▶ Task instructions
For every line in the records that has the word "JSON", make a copy.
# # # # # # #
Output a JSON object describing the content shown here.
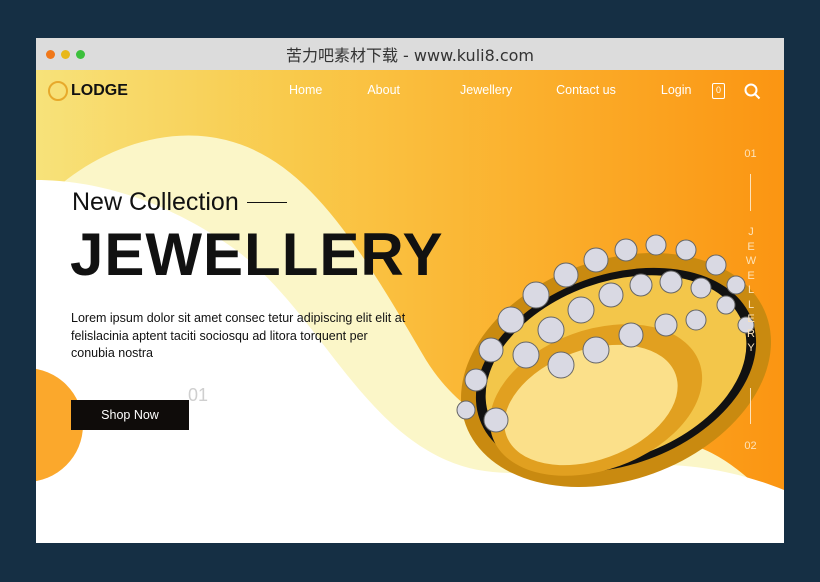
{
  "window": {
    "title": "苦力吧素材下载 - www.kuli8.com",
    "dots": [
      "#f0781a",
      "#e8b81a",
      "#3cc03c"
    ]
  },
  "nav": {
    "logo": "LODGE",
    "links": [
      "Home",
      "About",
      "Jewellery",
      "Contact us",
      "Login"
    ],
    "cart_count": "0",
    "icons": [
      "shopping-bag-icon",
      "search-icon"
    ]
  },
  "hero": {
    "subtitle": "New Collection",
    "title": "JEWELLERY",
    "description": "Lorem ipsum dolor sit amet consec tetur adipiscing elit elit at felislacinia aptent taciti sociosqu ad litora torquent per conubia nostra",
    "button": "Shop Now",
    "slide_number": "01"
  },
  "slider": {
    "top": "01",
    "label": "JEWELLERY",
    "bottom": "02"
  },
  "colors": {
    "accent": "#fb9512",
    "yellow": "#f7e27a",
    "dark": "#0f0c0a"
  }
}
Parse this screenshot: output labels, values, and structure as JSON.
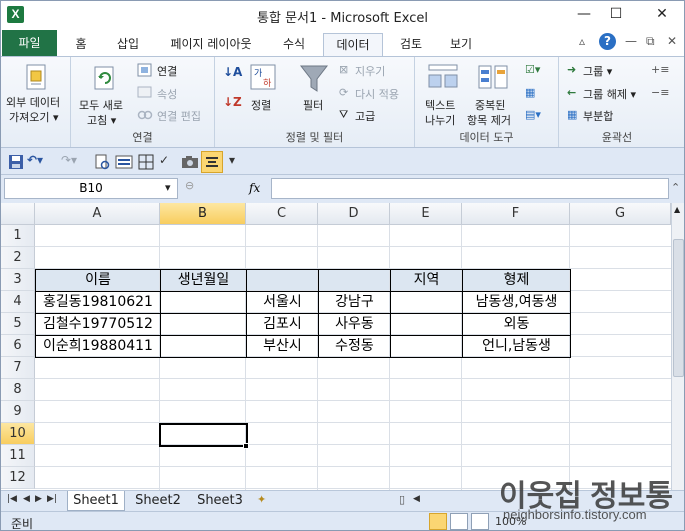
# # # # # # #
▶ Solution below
Output a JSON object describing the content shown here.
Parse this screenshot: output labels, values, and structure as JSON.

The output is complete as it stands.